**What you need to do:**
All lines in the data bearing the string "legend" should be identified and copied.

[Records that describe figures]
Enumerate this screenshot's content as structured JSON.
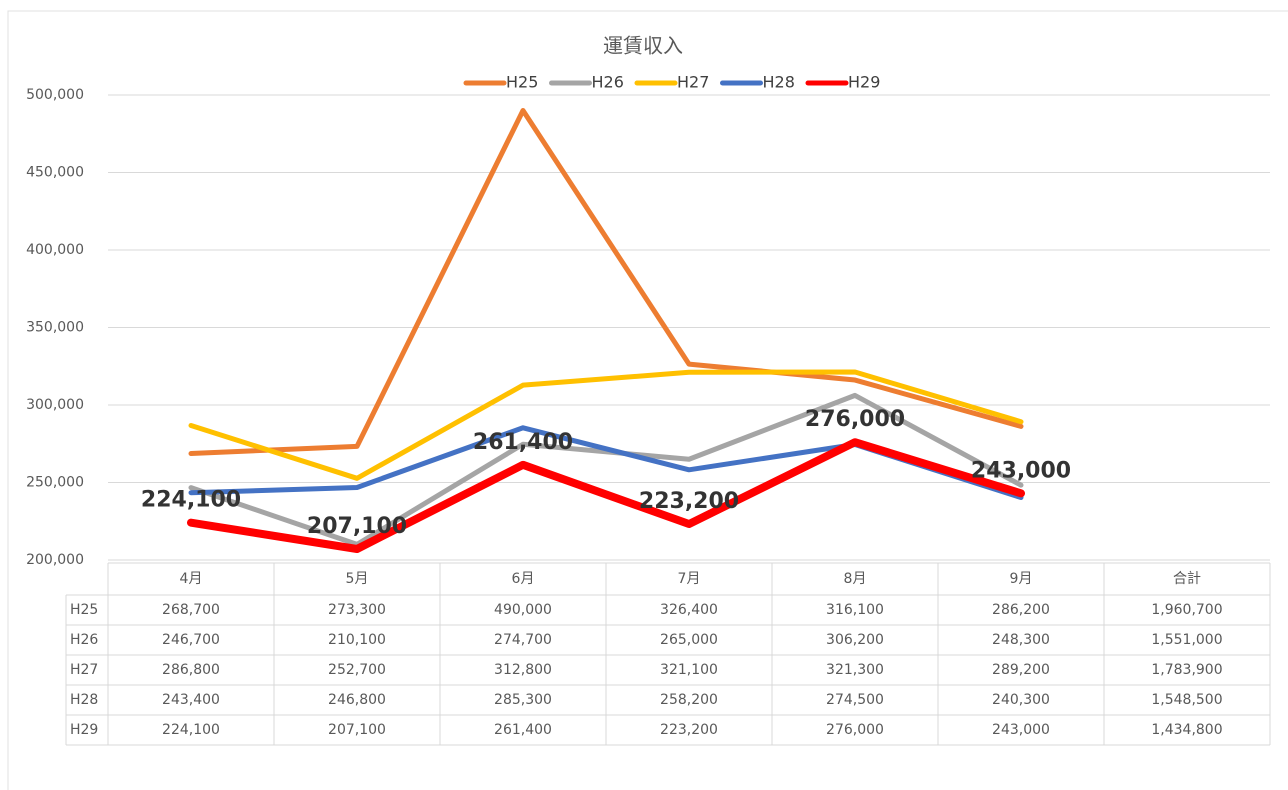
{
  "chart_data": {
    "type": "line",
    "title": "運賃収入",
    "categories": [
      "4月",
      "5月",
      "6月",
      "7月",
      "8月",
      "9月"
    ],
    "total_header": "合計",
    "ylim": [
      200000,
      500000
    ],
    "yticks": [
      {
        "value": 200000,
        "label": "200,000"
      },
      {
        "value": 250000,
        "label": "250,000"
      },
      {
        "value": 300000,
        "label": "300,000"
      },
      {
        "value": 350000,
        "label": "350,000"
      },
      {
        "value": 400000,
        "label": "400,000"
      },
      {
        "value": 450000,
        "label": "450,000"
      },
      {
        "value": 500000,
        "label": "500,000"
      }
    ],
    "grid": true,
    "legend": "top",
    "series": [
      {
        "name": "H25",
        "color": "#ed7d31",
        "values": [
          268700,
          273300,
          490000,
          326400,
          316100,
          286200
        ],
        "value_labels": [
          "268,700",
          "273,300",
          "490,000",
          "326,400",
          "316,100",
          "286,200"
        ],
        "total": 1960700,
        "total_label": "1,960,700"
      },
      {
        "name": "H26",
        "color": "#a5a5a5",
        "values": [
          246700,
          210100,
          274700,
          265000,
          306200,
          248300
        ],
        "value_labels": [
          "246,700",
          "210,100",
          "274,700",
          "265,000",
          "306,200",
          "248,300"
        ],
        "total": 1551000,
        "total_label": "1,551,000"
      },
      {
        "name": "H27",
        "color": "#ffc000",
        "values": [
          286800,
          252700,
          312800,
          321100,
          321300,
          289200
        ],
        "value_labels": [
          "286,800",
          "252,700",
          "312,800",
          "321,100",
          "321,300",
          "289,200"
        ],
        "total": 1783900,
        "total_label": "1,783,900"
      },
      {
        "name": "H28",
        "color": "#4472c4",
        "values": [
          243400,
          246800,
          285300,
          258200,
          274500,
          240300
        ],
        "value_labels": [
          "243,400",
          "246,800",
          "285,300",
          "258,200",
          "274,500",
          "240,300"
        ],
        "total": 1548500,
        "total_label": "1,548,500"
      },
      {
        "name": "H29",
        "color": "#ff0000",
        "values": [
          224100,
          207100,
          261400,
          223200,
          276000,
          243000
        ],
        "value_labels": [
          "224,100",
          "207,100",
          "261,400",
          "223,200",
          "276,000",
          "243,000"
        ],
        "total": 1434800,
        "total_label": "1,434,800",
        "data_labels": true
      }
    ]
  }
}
--
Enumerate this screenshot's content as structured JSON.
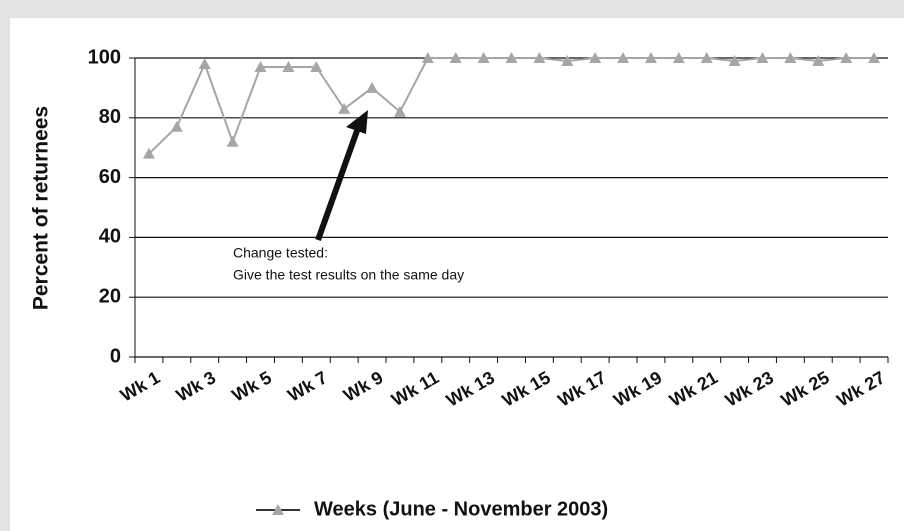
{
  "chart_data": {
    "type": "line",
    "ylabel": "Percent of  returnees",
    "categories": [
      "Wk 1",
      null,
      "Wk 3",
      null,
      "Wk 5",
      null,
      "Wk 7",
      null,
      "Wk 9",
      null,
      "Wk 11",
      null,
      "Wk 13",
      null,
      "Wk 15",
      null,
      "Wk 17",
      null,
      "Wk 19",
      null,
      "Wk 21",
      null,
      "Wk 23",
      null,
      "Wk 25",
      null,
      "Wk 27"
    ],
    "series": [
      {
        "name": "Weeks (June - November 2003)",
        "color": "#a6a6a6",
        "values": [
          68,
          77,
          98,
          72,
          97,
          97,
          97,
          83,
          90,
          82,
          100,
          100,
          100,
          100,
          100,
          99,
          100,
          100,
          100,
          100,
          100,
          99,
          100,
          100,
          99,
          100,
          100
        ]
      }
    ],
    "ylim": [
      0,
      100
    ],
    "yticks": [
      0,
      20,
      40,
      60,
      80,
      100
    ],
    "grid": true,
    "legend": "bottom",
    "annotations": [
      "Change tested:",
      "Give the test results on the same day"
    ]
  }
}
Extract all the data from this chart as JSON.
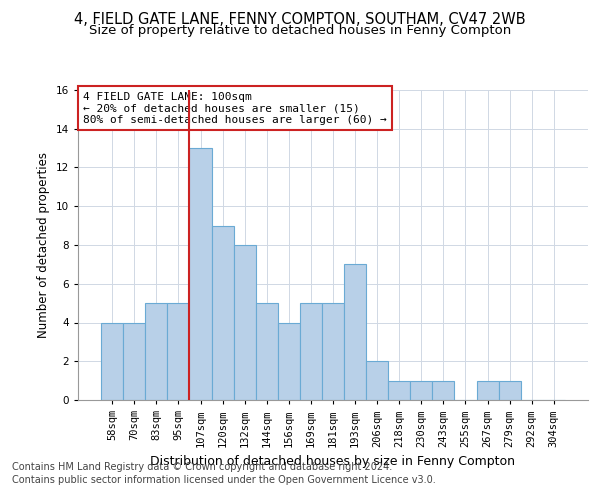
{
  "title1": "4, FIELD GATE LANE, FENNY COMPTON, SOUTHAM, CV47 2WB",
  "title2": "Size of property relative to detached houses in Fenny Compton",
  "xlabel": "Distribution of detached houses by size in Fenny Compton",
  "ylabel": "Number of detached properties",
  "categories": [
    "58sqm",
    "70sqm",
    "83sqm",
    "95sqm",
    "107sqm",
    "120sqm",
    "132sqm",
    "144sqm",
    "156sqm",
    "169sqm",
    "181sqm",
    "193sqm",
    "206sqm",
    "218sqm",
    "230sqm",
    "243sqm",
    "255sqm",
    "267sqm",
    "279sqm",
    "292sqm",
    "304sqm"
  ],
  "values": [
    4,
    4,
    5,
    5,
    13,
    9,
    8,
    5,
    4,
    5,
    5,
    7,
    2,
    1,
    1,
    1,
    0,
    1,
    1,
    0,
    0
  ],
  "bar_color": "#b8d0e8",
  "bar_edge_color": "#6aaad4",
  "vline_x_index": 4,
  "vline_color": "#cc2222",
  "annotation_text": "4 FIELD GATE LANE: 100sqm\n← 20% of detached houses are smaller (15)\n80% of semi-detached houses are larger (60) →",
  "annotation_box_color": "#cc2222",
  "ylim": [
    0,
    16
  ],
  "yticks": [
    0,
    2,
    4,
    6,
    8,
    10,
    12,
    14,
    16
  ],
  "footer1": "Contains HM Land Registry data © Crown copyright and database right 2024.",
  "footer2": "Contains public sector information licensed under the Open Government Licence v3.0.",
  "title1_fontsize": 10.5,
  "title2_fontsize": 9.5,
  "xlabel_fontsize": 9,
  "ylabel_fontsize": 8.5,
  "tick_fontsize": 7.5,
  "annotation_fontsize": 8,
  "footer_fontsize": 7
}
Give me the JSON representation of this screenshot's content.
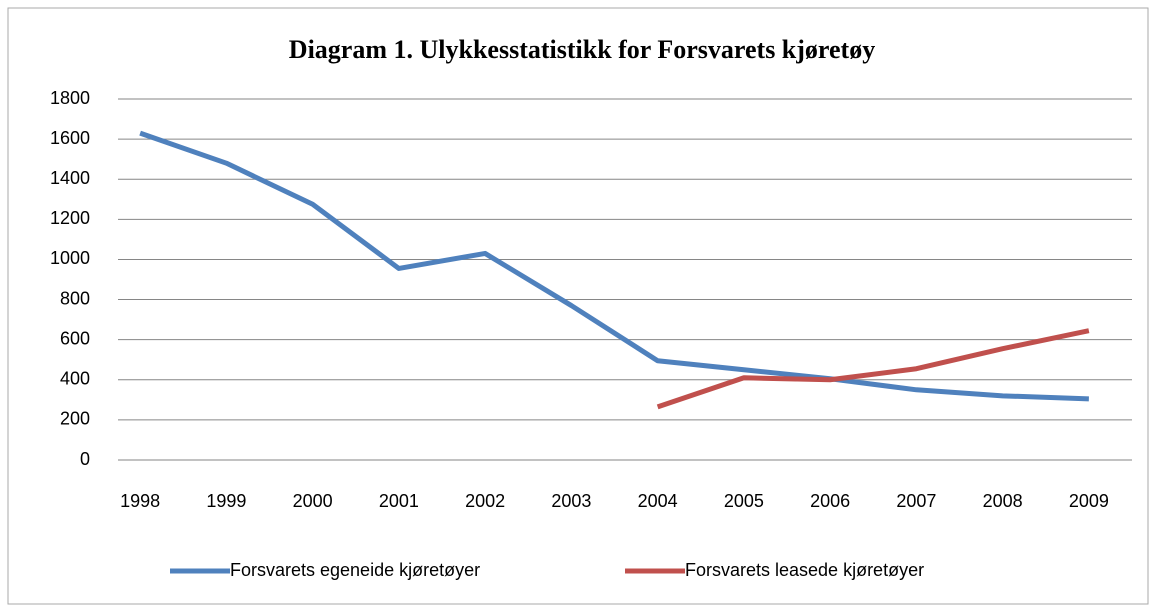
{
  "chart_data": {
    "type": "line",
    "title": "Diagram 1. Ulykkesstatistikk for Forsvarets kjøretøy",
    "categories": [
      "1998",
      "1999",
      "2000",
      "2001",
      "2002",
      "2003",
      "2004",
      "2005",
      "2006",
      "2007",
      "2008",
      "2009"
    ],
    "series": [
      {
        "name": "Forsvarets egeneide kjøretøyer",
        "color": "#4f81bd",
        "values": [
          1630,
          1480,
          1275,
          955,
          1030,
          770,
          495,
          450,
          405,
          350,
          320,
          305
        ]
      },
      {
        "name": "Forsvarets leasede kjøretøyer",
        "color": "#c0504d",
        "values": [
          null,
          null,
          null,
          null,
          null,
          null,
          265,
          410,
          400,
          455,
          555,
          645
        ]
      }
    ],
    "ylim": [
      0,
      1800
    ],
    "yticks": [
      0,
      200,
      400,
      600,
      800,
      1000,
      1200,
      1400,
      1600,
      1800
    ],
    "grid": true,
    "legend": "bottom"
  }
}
* * *
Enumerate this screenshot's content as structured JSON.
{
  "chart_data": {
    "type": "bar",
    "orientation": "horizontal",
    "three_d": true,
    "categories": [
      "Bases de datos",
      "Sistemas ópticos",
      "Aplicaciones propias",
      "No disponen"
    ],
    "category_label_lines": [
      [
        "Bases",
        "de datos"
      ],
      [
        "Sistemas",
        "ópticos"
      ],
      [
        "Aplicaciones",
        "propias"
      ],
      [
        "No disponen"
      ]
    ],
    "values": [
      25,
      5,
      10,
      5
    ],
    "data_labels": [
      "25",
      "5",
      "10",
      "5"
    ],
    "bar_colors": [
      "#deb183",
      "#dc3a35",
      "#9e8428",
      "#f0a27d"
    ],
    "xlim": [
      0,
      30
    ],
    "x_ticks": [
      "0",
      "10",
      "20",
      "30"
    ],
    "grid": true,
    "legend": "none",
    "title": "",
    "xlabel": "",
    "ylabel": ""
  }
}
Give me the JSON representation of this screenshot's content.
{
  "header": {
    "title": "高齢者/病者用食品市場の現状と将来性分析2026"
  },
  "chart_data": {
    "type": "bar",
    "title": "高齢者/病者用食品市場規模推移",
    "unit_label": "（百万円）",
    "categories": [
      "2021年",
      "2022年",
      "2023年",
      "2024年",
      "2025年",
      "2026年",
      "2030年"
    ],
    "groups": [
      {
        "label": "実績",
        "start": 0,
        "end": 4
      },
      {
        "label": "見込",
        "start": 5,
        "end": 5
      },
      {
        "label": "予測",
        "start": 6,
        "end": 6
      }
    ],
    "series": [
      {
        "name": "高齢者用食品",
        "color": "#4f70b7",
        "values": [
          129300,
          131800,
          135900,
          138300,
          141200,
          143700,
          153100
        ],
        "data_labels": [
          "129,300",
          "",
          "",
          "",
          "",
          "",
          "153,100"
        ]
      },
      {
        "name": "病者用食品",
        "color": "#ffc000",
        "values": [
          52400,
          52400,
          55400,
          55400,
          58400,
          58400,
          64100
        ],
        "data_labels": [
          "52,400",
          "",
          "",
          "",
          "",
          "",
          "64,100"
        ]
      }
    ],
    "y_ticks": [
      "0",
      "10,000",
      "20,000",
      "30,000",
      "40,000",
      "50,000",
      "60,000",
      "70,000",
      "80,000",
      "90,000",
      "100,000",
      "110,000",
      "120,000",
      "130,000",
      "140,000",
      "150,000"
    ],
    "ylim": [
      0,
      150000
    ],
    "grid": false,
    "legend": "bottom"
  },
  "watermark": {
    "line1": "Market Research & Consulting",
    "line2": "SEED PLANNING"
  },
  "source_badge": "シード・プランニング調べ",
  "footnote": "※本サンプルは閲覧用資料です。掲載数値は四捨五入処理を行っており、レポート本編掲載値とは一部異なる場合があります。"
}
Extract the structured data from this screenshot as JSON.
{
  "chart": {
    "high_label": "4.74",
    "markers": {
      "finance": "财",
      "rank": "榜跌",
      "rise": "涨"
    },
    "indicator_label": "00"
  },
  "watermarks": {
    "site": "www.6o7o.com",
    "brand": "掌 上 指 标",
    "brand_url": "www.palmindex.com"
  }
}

**Task answer:**
    "legend": "top",
    "legend": "bottom",
    "legend": "bottom"
    "legend": "none",
    "legend": "bottom"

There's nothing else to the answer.